— Begin Available records —

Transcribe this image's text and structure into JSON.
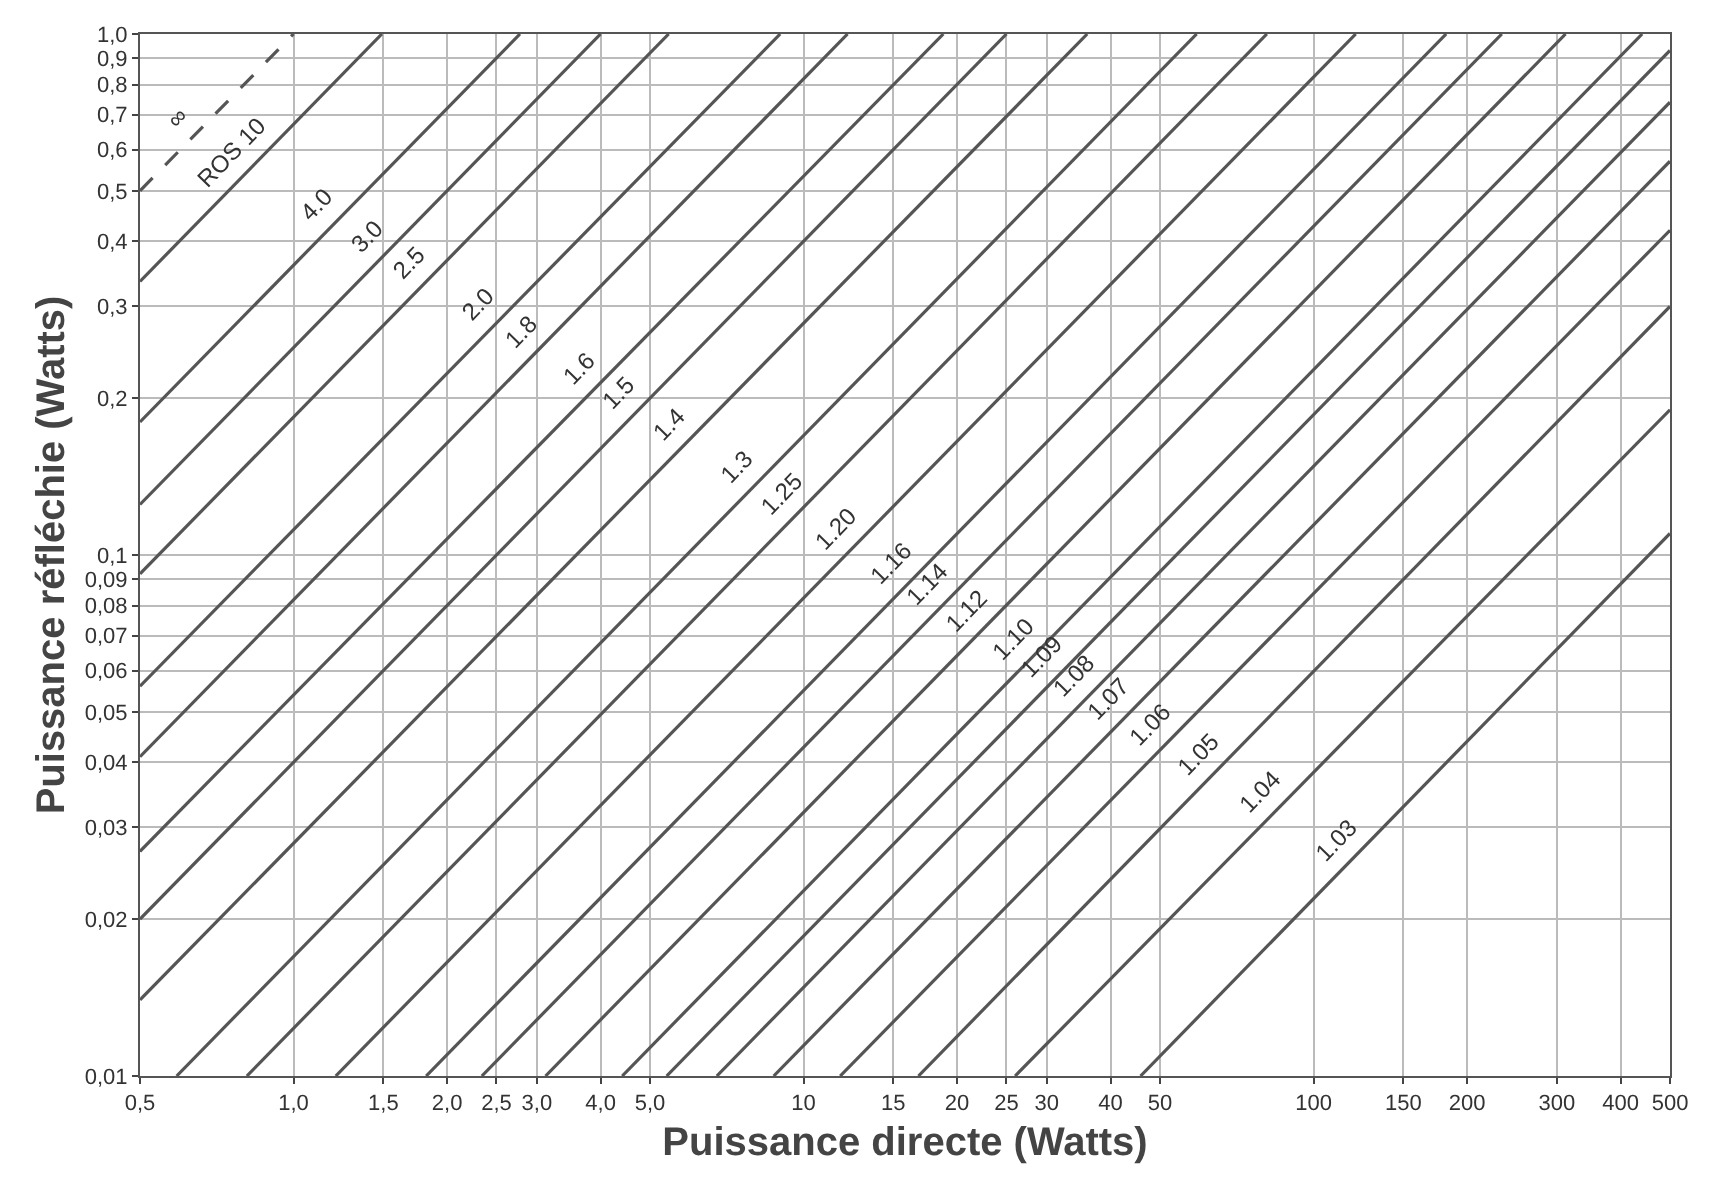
{
  "chart_data": {
    "type": "line",
    "xlabel": "Puissance directe (Watts)",
    "ylabel": "Puissance réfléchie (Watts)",
    "log": "xy",
    "grid": true,
    "legend": false,
    "marker": "none",
    "xlim": [
      0.5,
      500
    ],
    "ylim": [
      0.01,
      1
    ],
    "xticks": [
      {
        "value": 0.5,
        "label": "0,5"
      },
      {
        "value": 1,
        "label": "1,0"
      },
      {
        "value": 1.5,
        "label": "1,5"
      },
      {
        "value": 2,
        "label": "2,0"
      },
      {
        "value": 2.5,
        "label": "2,5"
      },
      {
        "value": 3,
        "label": "3,0"
      },
      {
        "value": 4,
        "label": "4,0"
      },
      {
        "value": 5,
        "label": "5,0"
      },
      10,
      15,
      20,
      25,
      30,
      40,
      50,
      100,
      150,
      200,
      300,
      400,
      500
    ],
    "yticks": [
      {
        "value": 0.01,
        "label": "0,01"
      },
      {
        "value": 0.02,
        "label": "0,02"
      },
      {
        "value": 0.03,
        "label": "0,03"
      },
      {
        "value": 0.04,
        "label": "0,04"
      },
      {
        "value": 0.05,
        "label": "0,05"
      },
      {
        "value": 0.06,
        "label": "0,06"
      },
      {
        "value": 0.07,
        "label": "0,07"
      },
      {
        "value": 0.08,
        "label": "0,08"
      },
      {
        "value": 0.09,
        "label": "0,09"
      },
      {
        "value": 0.1,
        "label": "0,1"
      },
      {
        "value": 0.2,
        "label": "0,2"
      },
      {
        "value": 0.3,
        "label": "0,3"
      },
      {
        "value": 0.4,
        "label": "0,4"
      },
      {
        "value": 0.5,
        "label": "0,5"
      },
      {
        "value": 0.6,
        "label": "0,6"
      },
      {
        "value": 0.7,
        "label": "0,7"
      },
      {
        "value": 0.8,
        "label": "0,8"
      },
      {
        "value": 0.9,
        "label": "0,9"
      },
      {
        "value": 1,
        "label": "1,0"
      }
    ],
    "series": [
      {
        "name": "∞",
        "color": "#555555",
        "line_style": "dashed",
        "x": [
          0.5,
          1
        ],
        "values": [
          0.5,
          1
        ]
      },
      {
        "name": "ROS 10",
        "color": "#555555",
        "x": [
          0.5,
          1.49
        ],
        "values": [
          0.335,
          1
        ]
      },
      {
        "name": "4.0",
        "color": "#555555",
        "x": [
          0.5,
          2.78
        ],
        "values": [
          0.18,
          1
        ]
      },
      {
        "name": "3.0",
        "color": "#555555",
        "x": [
          0.5,
          4
        ],
        "values": [
          0.125,
          1
        ]
      },
      {
        "name": "2.5",
        "color": "#555555",
        "x": [
          0.5,
          5.44
        ],
        "values": [
          0.092,
          1
        ]
      },
      {
        "name": "2.0",
        "color": "#555555",
        "x": [
          0.5,
          9
        ],
        "values": [
          0.056,
          1
        ]
      },
      {
        "name": "1.8",
        "color": "#555555",
        "x": [
          0.5,
          12.2
        ],
        "values": [
          0.041,
          1
        ]
      },
      {
        "name": "1.6",
        "color": "#555555",
        "x": [
          0.5,
          18.8
        ],
        "values": [
          0.027,
          1
        ]
      },
      {
        "name": "1.5",
        "color": "#555555",
        "x": [
          0.5,
          25
        ],
        "values": [
          0.02,
          1
        ]
      },
      {
        "name": "1.4",
        "color": "#555555",
        "x": [
          0.5,
          36
        ],
        "values": [
          0.014,
          1
        ]
      },
      {
        "name": "1.3",
        "color": "#555555",
        "x": [
          0.59,
          59
        ],
        "values": [
          0.01,
          1
        ]
      },
      {
        "name": "1.25",
        "color": "#555555",
        "x": [
          0.81,
          81
        ],
        "values": [
          0.01,
          1
        ]
      },
      {
        "name": "1.20",
        "color": "#555555",
        "x": [
          1.21,
          121
        ],
        "values": [
          0.01,
          1
        ]
      },
      {
        "name": "1.16",
        "color": "#555555",
        "x": [
          1.82,
          182
        ],
        "values": [
          0.01,
          1
        ]
      },
      {
        "name": "1.14",
        "color": "#555555",
        "x": [
          2.34,
          234
        ],
        "values": [
          0.01,
          1
        ]
      },
      {
        "name": "1.12",
        "color": "#555555",
        "x": [
          3.12,
          312
        ],
        "values": [
          0.01,
          1
        ]
      },
      {
        "name": "1.10",
        "color": "#555555",
        "x": [
          4.41,
          441
        ],
        "values": [
          0.01,
          1
        ]
      },
      {
        "name": "1.09",
        "color": "#555555",
        "x": [
          5.39,
          500
        ],
        "values": [
          0.01,
          0.93
        ]
      },
      {
        "name": "1.08",
        "color": "#555555",
        "x": [
          6.76,
          500
        ],
        "values": [
          0.01,
          0.74
        ]
      },
      {
        "name": "1.07",
        "color": "#555555",
        "x": [
          8.74,
          500
        ],
        "values": [
          0.01,
          0.57
        ]
      },
      {
        "name": "1.06",
        "color": "#555555",
        "x": [
          11.8,
          500
        ],
        "values": [
          0.01,
          0.42
        ]
      },
      {
        "name": "1.05",
        "color": "#555555",
        "x": [
          16.8,
          500
        ],
        "values": [
          0.01,
          0.3
        ]
      },
      {
        "name": "1.04",
        "color": "#555555",
        "x": [
          26,
          500
        ],
        "values": [
          0.01,
          0.19
        ]
      },
      {
        "name": "1.03",
        "color": "#555555",
        "x": [
          45.8,
          500
        ],
        "values": [
          0.01,
          0.11
        ]
      }
    ]
  }
}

— End Available records —

## What you should do
Show all lines from the data above in which the word "Watts" appears.

## Task result
    "xlabel": "Puissance directe (Watts)",
    "ylabel": "Puissance réfléchie (Watts)",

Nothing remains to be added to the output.